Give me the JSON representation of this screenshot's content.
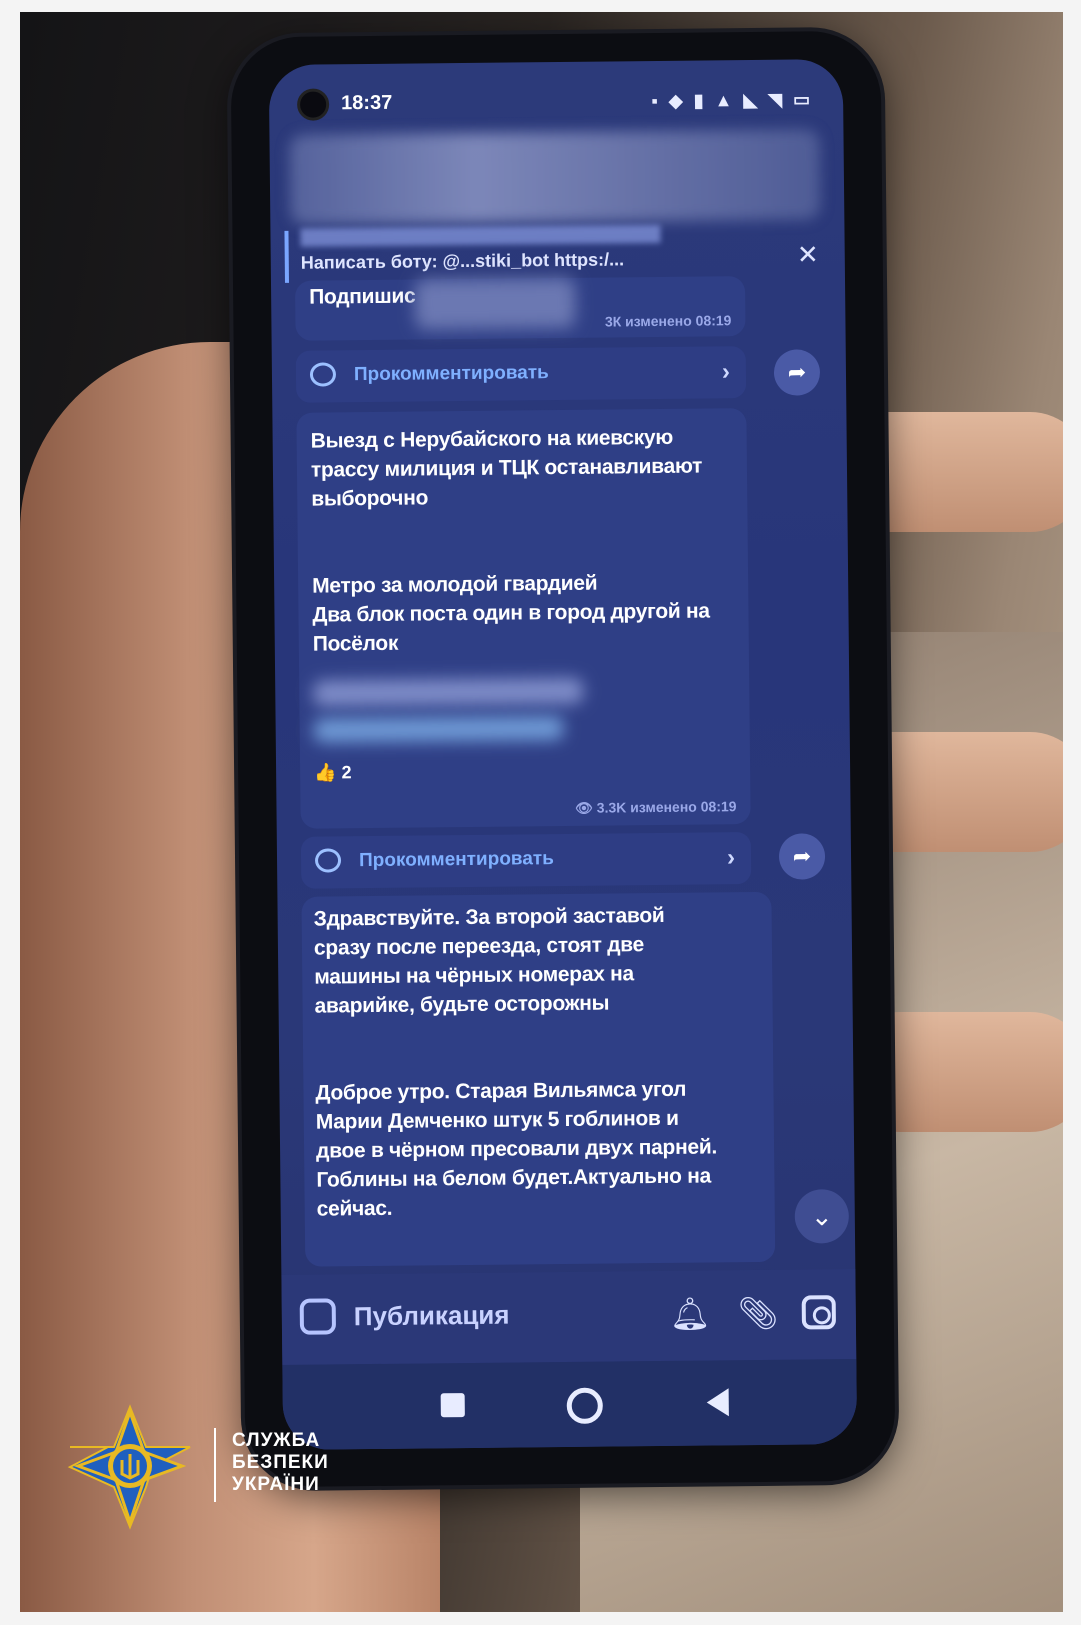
{
  "status_bar": {
    "time": "18:37"
  },
  "pinned": {
    "text": "Написать боту: @...stiki_bot  https:/...",
    "close_glyph": "✕"
  },
  "posts": [
    {
      "text_lines": [
        "Подпишис"
      ],
      "meta": "3К  изменено 08:19",
      "comment_label": "Прокомментировать"
    },
    {
      "text_lines": [
        "Выезд с Нерубайского на киевскую",
        "трассу милиция и ТЦК останавливают",
        "выборочно",
        "",
        "",
        "Метро за молодой гвардией",
        "Два блок поста один в город другой на",
        "Посёлок"
      ],
      "reaction": "👍 2",
      "meta": "👁 3.3K  изменено 08:19",
      "comment_label": "Прокомментировать"
    },
    {
      "text_lines": [
        "Здравствуйте. За второй заставой",
        "сразу после переезда, стоят две",
        "машины на чёрных номерах на",
        "аварийке, будьте осторожны",
        "",
        "",
        "Доброе утро. Старая Вильямса угол",
        "Марии Демченко штук 5 гоблинов и",
        "двое в чёрном пресовали двух парней.",
        "Гоблины на белом будет.Актуально на",
        "сейчас."
      ]
    }
  ],
  "input": {
    "placeholder": "Публикация"
  },
  "watermark": {
    "line1": "СЛУЖБА",
    "line2": "БЕЗПЕКИ",
    "line3": "УКРАЇНИ"
  },
  "colors": {
    "screen_bg": "#2c3a7a",
    "bubble": "#2f3f86",
    "link": "#7fb0ff",
    "sbu_blue": "#1f5fbf",
    "sbu_gold": "#e8b923"
  }
}
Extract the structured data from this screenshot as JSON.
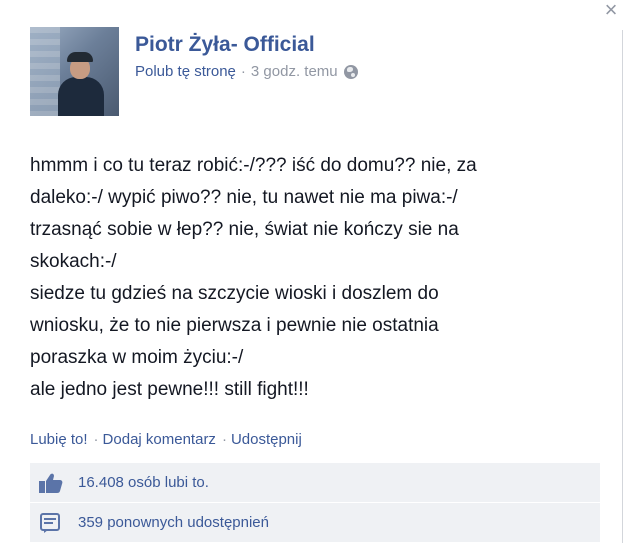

━━━━━━━━━━

TASK DIRECTIONS = From the entries above, list each line with "this" in it.

EXERCISE RESPONSE =
Give me the JSON representation of this screenshot's content.
Extract the structured data from this screenshot as JSON.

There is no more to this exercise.